> **EXERCISE INSTRUCTIONS**:
Would you quote every entry exactly, dropping only the pictures?

— begin LISTED RECORDS —

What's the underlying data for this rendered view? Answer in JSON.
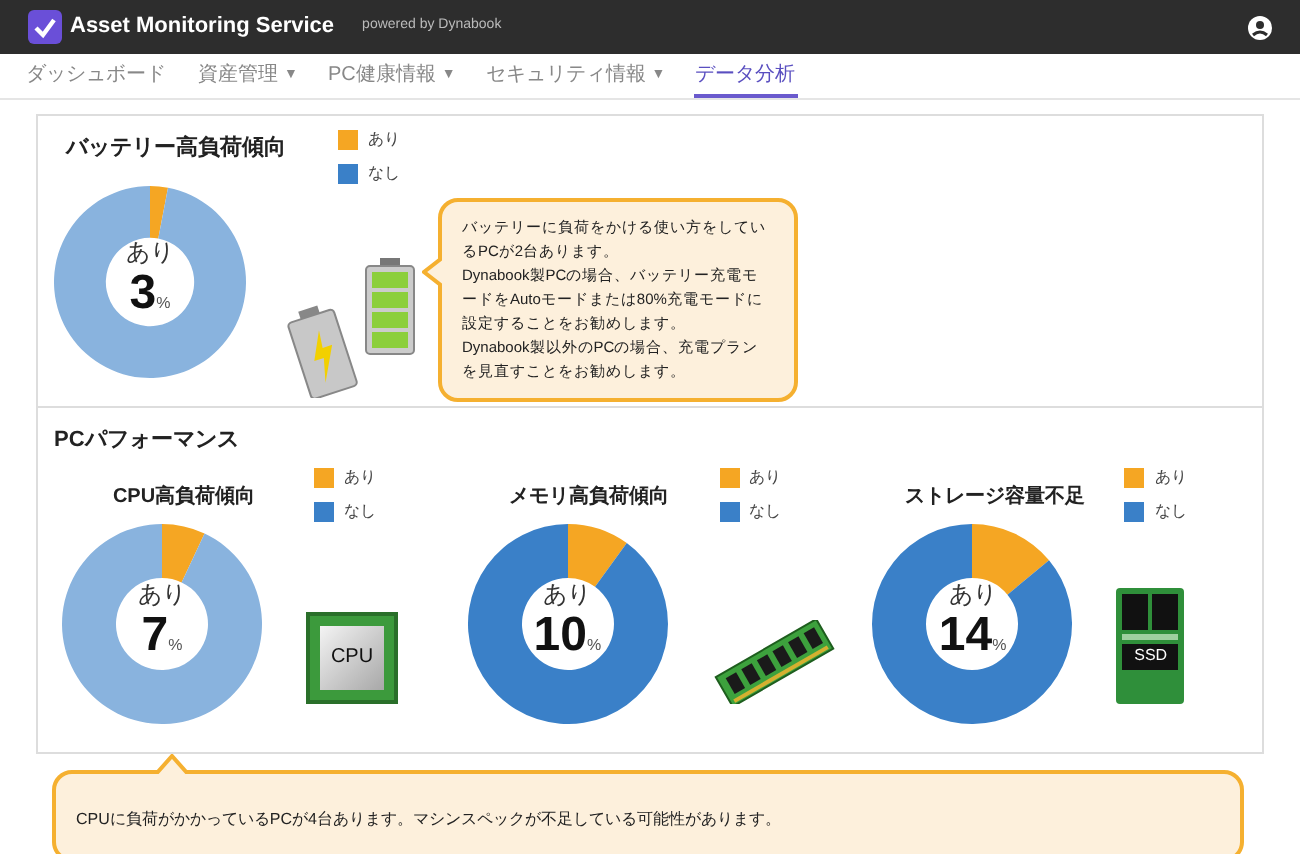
{
  "header": {
    "title": "Asset Monitoring Service",
    "subtitle": "powered by Dynabook"
  },
  "nav": [
    {
      "label": "ダッシュボード",
      "selected": false
    },
    {
      "label": "資産管理",
      "caret": "▼",
      "selected": false
    },
    {
      "label": "PC健康情報",
      "caret": "▼",
      "selected": false
    },
    {
      "label": "セキュリティ情報",
      "caret": "▼",
      "selected": false
    },
    {
      "label": "データ分析",
      "selected": true
    }
  ],
  "battery": {
    "title": "バッテリー高負荷傾向",
    "center_label": "あり",
    "center_value": "3",
    "unit": "%",
    "selected": true,
    "chart_data": {
      "type": "donut",
      "categories": [
        "あり",
        "なし"
      ],
      "values": [
        3,
        97
      ]
    },
    "callout": [
      "バッテリーに負荷をかける使い方をしているPCが2台あります。",
      "Dynabook製PCの場合、バッテリー充電モードをAutoモードまたは80%充電モードに設定することをお勧めします。",
      "Dynabook製以外のPCの場合、充電プランを見直すことをお勧めします。"
    ]
  },
  "performance": {
    "title": "PCパフォーマンス",
    "charts": [
      {
        "kind": "cpu",
        "title": "CPU高負荷傾向",
        "center_label": "あり",
        "center_value": "7",
        "unit": "%",
        "selected": true,
        "icon_label": "CPU",
        "chart_data": {
          "type": "donut",
          "categories": [
            "あり",
            "なし"
          ],
          "values": [
            7,
            93
          ]
        }
      },
      {
        "kind": "memory",
        "title": "メモリ高負荷傾向",
        "center_label": "あり",
        "center_value": "10",
        "unit": "%",
        "selected": false,
        "chart_data": {
          "type": "donut",
          "categories": [
            "あり",
            "なし"
          ],
          "values": [
            10,
            90
          ]
        }
      },
      {
        "kind": "storage",
        "title": "ストレージ容量不足",
        "center_label": "あり",
        "center_value": "14",
        "unit": "%",
        "selected": false,
        "icon_label": "SSD",
        "chart_data": {
          "type": "donut",
          "categories": [
            "あり",
            "なし"
          ],
          "values": [
            14,
            86
          ]
        }
      }
    ],
    "callout": "CPUに負荷がかかっているPCが4台あります。マシンスペックが不足している可能性があります。"
  }
}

— end LISTED RECORDS —

> **FINAL ANSWER**:
What's the underlying data for this rendered view? Answer in JSON.
{
  "header": {
    "title": "Asset Monitoring Service",
    "subtitle": "powered by Dynabook"
  },
  "nav": [
    {
      "label": "ダッシュボード",
      "selected": false
    },
    {
      "label": "資産管理",
      "caret": "▼",
      "selected": false
    },
    {
      "label": "PC健康情報",
      "caret": "▼",
      "selected": false
    },
    {
      "label": "セキュリティ情報",
      "caret": "▼",
      "selected": false
    },
    {
      "label": "データ分析",
      "selected": true
    }
  ],
  "battery": {
    "title": "バッテリー高負荷傾向",
    "center_label": "あり",
    "center_value": "3",
    "unit": "%",
    "selected": true,
    "chart_data": {
      "type": "donut",
      "categories": [
        "あり",
        "なし"
      ],
      "values": [
        3,
        97
      ]
    },
    "callout": [
      "バッテリーに負荷をかける使い方をしているPCが2台あります。",
      "Dynabook製PCの場合、バッテリー充電モードをAutoモードまたは80%充電モードに設定することをお勧めします。",
      "Dynabook製以外のPCの場合、充電プランを見直すことをお勧めします。"
    ]
  },
  "performance": {
    "title": "PCパフォーマンス",
    "charts": [
      {
        "kind": "cpu",
        "title": "CPU高負荷傾向",
        "center_label": "あり",
        "center_value": "7",
        "unit": "%",
        "selected": true,
        "icon_label": "CPU",
        "chart_data": {
          "type": "donut",
          "categories": [
            "あり",
            "なし"
          ],
          "values": [
            7,
            93
          ]
        }
      },
      {
        "kind": "memory",
        "title": "メモリ高負荷傾向",
        "center_label": "あり",
        "center_value": "10",
        "unit": "%",
        "selected": false,
        "chart_data": {
          "type": "donut",
          "categories": [
            "あり",
            "なし"
          ],
          "values": [
            10,
            90
          ]
        }
      },
      {
        "kind": "storage",
        "title": "ストレージ容量不足",
        "center_label": "あり",
        "center_value": "14",
        "unit": "%",
        "selected": false,
        "icon_label": "SSD",
        "chart_data": {
          "type": "donut",
          "categories": [
            "あり",
            "なし"
          ],
          "values": [
            14,
            86
          ]
        }
      }
    ],
    "callout": "CPUに負荷がかかっているPCが4台あります。マシンスペックが不足している可能性があります。"
  }
}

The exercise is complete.